— Begin Data for processing —

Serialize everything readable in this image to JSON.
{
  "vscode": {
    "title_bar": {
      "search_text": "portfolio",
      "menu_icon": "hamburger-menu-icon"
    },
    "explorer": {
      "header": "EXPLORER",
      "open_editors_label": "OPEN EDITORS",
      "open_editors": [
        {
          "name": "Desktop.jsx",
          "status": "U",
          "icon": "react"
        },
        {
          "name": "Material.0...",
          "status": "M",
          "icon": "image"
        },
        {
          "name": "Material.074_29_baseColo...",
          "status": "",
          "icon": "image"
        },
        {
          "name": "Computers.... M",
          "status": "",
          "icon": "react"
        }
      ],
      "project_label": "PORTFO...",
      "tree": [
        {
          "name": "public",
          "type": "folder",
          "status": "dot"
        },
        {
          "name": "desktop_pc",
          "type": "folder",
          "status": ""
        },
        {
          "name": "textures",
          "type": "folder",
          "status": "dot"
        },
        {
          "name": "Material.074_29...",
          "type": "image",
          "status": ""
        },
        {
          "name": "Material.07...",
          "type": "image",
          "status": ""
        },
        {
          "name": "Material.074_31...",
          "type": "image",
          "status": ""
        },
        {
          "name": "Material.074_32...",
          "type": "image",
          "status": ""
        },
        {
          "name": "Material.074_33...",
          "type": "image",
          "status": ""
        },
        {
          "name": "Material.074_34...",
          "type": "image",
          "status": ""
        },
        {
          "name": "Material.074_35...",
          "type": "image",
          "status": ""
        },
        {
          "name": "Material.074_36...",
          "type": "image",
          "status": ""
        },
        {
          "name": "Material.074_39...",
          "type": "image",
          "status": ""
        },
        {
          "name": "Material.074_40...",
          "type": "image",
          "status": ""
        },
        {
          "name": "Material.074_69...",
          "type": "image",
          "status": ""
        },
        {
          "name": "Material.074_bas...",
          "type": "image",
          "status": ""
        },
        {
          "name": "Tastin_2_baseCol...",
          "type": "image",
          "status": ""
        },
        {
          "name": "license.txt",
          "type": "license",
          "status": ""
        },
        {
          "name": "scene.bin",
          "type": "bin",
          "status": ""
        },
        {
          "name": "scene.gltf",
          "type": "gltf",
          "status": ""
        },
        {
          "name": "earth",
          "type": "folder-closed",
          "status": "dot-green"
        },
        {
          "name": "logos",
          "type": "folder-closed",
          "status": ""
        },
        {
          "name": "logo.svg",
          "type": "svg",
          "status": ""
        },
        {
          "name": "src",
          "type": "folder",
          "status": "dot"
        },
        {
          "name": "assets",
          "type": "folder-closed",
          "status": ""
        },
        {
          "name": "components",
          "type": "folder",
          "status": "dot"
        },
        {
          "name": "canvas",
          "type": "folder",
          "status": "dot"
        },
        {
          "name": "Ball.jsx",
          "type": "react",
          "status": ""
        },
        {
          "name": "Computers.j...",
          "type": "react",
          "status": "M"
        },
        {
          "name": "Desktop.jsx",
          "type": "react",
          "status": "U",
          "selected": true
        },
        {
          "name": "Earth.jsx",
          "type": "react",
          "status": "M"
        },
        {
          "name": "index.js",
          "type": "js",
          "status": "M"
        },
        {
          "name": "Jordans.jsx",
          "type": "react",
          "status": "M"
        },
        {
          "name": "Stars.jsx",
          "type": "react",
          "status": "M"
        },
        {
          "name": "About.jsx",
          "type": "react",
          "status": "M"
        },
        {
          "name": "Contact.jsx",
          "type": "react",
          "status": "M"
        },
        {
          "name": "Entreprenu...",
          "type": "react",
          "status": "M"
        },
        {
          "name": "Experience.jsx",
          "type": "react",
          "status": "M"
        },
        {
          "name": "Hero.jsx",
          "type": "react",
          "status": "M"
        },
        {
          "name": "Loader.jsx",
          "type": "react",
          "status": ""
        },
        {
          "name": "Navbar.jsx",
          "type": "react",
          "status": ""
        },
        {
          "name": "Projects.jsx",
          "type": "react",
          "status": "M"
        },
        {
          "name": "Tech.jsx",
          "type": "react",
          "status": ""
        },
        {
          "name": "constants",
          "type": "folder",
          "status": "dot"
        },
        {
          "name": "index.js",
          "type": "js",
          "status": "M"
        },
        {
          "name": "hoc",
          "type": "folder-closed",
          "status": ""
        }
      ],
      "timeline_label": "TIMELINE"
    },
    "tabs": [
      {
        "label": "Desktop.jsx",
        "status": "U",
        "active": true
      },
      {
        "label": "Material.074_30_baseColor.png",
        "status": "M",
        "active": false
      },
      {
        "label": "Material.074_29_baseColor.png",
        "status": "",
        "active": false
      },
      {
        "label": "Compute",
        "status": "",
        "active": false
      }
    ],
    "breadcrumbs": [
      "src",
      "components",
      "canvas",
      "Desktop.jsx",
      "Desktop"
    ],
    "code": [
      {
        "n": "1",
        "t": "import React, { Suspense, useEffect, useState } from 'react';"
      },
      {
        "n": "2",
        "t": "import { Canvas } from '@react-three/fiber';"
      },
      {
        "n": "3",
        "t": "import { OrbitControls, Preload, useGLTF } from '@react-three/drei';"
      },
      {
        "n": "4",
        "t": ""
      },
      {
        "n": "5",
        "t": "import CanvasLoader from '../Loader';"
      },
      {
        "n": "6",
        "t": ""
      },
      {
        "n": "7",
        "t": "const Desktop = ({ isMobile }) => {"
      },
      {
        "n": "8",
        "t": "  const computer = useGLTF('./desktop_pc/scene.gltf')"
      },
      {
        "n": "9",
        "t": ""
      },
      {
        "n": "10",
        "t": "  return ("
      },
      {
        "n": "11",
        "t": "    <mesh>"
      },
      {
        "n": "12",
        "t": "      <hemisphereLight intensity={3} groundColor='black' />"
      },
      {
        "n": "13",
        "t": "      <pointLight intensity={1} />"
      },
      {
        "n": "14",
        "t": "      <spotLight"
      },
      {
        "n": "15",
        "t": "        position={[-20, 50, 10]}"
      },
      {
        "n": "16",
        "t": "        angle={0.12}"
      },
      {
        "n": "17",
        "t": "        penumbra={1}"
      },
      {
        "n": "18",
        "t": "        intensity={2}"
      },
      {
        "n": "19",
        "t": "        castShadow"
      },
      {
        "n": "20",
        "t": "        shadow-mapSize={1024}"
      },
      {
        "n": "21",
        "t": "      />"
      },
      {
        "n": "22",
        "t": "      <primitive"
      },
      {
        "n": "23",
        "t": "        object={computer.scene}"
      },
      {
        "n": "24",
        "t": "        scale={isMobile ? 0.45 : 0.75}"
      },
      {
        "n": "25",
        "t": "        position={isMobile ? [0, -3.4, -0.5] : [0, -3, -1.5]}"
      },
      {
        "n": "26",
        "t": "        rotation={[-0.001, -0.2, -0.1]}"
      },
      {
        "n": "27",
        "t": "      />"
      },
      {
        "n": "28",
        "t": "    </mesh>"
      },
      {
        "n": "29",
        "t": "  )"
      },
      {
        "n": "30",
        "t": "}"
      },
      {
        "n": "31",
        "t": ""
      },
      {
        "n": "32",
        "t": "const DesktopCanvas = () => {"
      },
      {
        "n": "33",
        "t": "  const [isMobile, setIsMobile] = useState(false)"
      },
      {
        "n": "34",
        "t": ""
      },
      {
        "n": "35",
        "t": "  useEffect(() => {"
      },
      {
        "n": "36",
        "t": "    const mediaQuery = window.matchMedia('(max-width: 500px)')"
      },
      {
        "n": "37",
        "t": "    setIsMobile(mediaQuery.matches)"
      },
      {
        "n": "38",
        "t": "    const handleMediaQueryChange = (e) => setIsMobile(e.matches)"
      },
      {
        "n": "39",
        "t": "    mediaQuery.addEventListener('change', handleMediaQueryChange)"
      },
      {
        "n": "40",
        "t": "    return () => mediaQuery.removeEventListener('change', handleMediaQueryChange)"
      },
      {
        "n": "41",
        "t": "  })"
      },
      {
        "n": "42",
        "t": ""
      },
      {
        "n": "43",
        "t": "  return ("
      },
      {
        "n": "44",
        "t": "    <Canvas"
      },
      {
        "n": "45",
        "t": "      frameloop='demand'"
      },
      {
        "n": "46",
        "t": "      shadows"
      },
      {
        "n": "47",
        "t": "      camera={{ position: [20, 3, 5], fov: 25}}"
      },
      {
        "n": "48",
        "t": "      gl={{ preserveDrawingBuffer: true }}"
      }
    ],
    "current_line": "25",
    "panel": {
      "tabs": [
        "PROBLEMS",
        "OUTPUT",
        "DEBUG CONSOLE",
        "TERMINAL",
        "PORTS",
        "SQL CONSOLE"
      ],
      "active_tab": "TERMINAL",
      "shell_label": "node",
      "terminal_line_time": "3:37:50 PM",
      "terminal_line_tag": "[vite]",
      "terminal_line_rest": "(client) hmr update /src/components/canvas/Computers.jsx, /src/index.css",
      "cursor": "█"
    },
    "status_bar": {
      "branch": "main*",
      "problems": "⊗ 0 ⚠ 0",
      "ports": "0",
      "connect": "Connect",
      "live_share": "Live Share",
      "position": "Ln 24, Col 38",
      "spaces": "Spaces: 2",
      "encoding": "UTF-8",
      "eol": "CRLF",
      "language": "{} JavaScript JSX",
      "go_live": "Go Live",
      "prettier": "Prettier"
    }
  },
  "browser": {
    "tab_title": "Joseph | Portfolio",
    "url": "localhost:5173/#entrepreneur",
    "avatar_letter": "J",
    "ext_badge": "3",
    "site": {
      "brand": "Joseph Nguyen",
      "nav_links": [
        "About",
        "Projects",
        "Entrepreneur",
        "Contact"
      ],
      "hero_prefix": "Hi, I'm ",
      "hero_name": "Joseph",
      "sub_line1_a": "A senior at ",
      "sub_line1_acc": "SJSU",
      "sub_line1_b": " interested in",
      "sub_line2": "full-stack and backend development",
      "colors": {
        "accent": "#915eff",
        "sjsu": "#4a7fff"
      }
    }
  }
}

— End Data for processing —
— Begin Data for processing —

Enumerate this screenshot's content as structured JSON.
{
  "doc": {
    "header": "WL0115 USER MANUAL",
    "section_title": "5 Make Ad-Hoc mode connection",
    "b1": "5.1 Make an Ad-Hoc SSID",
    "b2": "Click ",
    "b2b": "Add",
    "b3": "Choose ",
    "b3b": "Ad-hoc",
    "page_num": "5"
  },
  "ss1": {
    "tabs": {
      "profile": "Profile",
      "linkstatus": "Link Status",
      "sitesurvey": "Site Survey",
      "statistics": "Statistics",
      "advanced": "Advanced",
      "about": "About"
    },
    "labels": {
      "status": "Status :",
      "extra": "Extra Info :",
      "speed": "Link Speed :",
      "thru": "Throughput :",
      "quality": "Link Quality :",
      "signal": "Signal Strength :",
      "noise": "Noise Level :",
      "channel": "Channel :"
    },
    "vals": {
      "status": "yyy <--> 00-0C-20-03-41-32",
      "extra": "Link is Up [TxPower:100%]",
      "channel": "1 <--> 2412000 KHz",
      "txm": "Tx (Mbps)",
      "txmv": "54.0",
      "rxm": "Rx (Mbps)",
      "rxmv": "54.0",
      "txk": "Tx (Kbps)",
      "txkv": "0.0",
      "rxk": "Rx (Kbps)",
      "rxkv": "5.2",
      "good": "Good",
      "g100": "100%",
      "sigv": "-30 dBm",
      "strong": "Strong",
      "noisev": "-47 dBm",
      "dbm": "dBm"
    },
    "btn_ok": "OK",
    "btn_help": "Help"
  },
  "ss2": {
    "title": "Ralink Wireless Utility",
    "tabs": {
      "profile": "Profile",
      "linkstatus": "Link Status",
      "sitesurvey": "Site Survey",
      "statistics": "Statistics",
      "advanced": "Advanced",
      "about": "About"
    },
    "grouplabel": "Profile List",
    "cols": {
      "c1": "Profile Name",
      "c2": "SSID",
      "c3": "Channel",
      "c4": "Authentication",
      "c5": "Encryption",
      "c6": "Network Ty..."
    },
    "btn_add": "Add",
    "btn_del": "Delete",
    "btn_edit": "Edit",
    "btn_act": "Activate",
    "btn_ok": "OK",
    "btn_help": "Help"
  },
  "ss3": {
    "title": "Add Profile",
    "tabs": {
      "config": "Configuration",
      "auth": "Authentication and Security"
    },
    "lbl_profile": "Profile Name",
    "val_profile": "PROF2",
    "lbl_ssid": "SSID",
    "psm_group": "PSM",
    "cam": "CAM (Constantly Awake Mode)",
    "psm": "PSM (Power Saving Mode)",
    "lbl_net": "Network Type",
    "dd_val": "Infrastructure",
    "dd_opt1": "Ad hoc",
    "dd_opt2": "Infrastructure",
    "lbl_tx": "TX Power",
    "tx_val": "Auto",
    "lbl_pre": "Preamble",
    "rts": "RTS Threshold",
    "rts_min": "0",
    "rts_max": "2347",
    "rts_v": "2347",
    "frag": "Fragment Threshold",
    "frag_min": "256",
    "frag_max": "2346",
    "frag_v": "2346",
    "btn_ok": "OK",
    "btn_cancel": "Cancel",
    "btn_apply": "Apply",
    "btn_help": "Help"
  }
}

— End Data for processing —
— Begin Data for processing —

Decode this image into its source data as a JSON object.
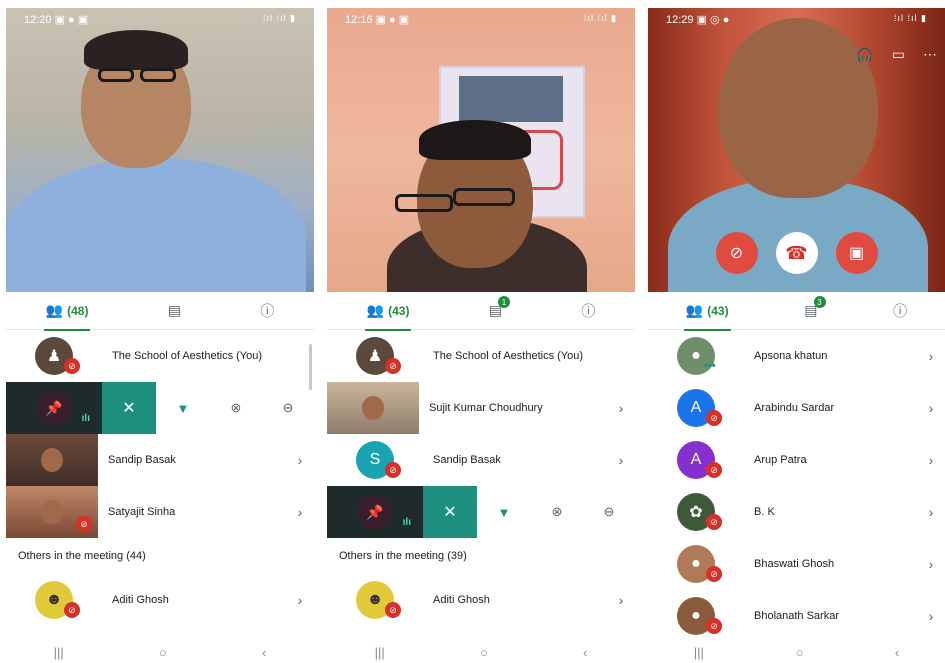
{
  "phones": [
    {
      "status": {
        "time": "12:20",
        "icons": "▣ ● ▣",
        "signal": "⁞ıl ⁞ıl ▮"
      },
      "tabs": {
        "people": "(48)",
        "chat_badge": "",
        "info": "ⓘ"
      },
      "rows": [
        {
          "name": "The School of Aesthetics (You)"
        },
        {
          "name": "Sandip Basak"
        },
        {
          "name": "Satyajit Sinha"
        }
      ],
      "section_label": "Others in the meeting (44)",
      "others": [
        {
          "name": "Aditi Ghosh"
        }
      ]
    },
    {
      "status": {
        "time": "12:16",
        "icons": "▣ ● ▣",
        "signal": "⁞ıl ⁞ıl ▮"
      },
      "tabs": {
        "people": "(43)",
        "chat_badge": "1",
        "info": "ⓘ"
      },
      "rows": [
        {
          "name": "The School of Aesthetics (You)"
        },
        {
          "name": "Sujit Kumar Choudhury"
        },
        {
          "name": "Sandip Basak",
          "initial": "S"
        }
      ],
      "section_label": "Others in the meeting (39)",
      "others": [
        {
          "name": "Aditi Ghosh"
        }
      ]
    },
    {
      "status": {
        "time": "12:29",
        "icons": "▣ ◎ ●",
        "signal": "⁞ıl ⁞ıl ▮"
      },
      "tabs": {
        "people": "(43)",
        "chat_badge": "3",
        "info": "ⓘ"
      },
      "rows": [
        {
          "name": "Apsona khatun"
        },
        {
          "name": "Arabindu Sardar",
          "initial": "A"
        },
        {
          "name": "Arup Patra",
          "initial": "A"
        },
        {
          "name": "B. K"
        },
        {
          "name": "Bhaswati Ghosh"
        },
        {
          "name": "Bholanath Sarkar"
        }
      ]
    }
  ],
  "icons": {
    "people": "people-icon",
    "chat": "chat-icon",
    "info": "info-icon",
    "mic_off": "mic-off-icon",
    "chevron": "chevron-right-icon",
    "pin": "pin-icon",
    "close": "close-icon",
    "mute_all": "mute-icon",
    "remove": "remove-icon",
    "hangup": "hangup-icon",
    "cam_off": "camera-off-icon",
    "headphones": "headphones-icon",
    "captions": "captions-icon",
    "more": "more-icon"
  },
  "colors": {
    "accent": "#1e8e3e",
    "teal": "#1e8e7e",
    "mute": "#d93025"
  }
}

— End Data for processing —

* **Instruction**
Using the material above, copy every line in which the string "three" occurs.

* **Final result**
        "t": "import { Canvas } from '@react-three/fiber';"
        "t": "import { OrbitControls, Preload, useGLTF } from '@react-three/drei';"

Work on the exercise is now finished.